[start Raw data]

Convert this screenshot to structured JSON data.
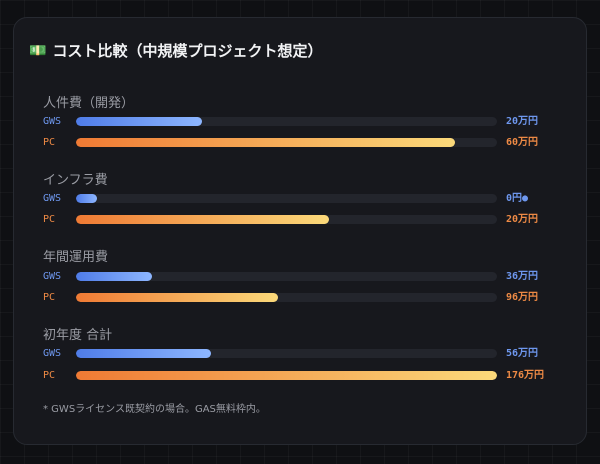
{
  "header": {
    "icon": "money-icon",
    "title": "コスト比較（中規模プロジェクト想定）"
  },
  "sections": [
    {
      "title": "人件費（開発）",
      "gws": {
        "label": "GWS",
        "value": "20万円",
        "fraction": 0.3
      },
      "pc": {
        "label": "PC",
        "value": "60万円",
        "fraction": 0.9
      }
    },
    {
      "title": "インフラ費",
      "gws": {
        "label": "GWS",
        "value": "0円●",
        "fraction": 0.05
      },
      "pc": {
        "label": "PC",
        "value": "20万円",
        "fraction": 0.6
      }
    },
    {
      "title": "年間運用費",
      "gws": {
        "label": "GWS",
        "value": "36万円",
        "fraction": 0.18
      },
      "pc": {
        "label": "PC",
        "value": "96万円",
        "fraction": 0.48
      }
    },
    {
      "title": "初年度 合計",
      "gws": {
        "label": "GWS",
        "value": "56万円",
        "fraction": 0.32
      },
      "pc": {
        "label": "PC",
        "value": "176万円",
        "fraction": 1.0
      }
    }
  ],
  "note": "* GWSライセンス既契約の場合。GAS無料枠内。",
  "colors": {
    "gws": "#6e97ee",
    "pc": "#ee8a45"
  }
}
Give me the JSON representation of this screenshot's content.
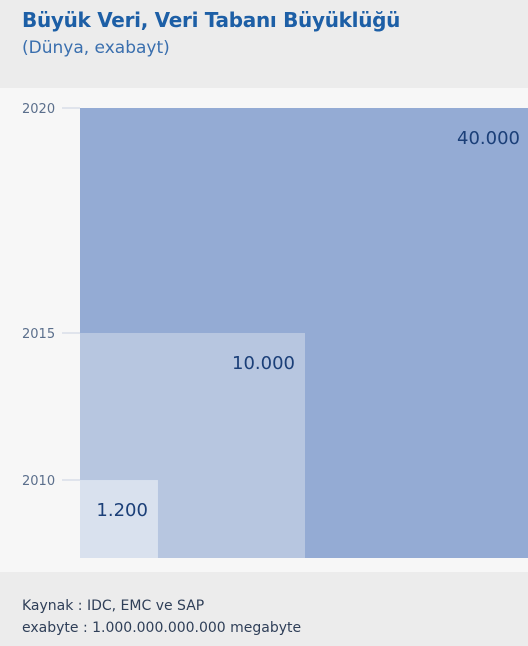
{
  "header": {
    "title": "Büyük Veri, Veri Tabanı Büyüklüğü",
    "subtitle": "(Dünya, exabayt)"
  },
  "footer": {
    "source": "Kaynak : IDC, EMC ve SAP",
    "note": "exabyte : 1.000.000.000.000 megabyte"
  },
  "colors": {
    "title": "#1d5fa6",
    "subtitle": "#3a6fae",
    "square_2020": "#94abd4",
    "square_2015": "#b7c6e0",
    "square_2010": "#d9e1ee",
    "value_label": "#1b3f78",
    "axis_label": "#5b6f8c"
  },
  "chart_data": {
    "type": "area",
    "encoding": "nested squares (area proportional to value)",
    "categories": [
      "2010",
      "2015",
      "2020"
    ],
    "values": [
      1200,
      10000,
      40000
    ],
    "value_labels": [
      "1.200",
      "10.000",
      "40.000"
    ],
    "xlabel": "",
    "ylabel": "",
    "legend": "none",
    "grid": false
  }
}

[end Raw data]

_Aim of the exercise_
Restate the whole listing above exactly, except for its images.

_Reply_
Convert this screenshot to structured JSON data.
{
  "header": {
    "icon": "money-icon",
    "title": "コスト比較（中規模プロジェクト想定）"
  },
  "sections": [
    {
      "title": "人件費（開発）",
      "gws": {
        "label": "GWS",
        "value": "20万円",
        "fraction": 0.3
      },
      "pc": {
        "label": "PC",
        "value": "60万円",
        "fraction": 0.9
      }
    },
    {
      "title": "インフラ費",
      "gws": {
        "label": "GWS",
        "value": "0円●",
        "fraction": 0.05
      },
      "pc": {
        "label": "PC",
        "value": "20万円",
        "fraction": 0.6
      }
    },
    {
      "title": "年間運用費",
      "gws": {
        "label": "GWS",
        "value": "36万円",
        "fraction": 0.18
      },
      "pc": {
        "label": "PC",
        "value": "96万円",
        "fraction": 0.48
      }
    },
    {
      "title": "初年度 合計",
      "gws": {
        "label": "GWS",
        "value": "56万円",
        "fraction": 0.32
      },
      "pc": {
        "label": "PC",
        "value": "176万円",
        "fraction": 1.0
      }
    }
  ],
  "note": "* GWSライセンス既契約の場合。GAS無料枠内。",
  "colors": {
    "gws": "#6e97ee",
    "pc": "#ee8a45"
  }
}
Give me the JSON representation of this screenshot's content.
{
  "header": {
    "title": "Büyük Veri, Veri Tabanı Büyüklüğü",
    "subtitle": "(Dünya, exabayt)"
  },
  "footer": {
    "source": "Kaynak : IDC, EMC ve SAP",
    "note": "exabyte : 1.000.000.000.000 megabyte"
  },
  "colors": {
    "title": "#1d5fa6",
    "subtitle": "#3a6fae",
    "square_2020": "#94abd4",
    "square_2015": "#b7c6e0",
    "square_2010": "#d9e1ee",
    "value_label": "#1b3f78",
    "axis_label": "#5b6f8c"
  },
  "chart_data": {
    "type": "area",
    "encoding": "nested squares (area proportional to value)",
    "categories": [
      "2010",
      "2015",
      "2020"
    ],
    "values": [
      1200,
      10000,
      40000
    ],
    "value_labels": [
      "1.200",
      "10.000",
      "40.000"
    ],
    "xlabel": "",
    "ylabel": "",
    "legend": "none",
    "grid": false
  }
}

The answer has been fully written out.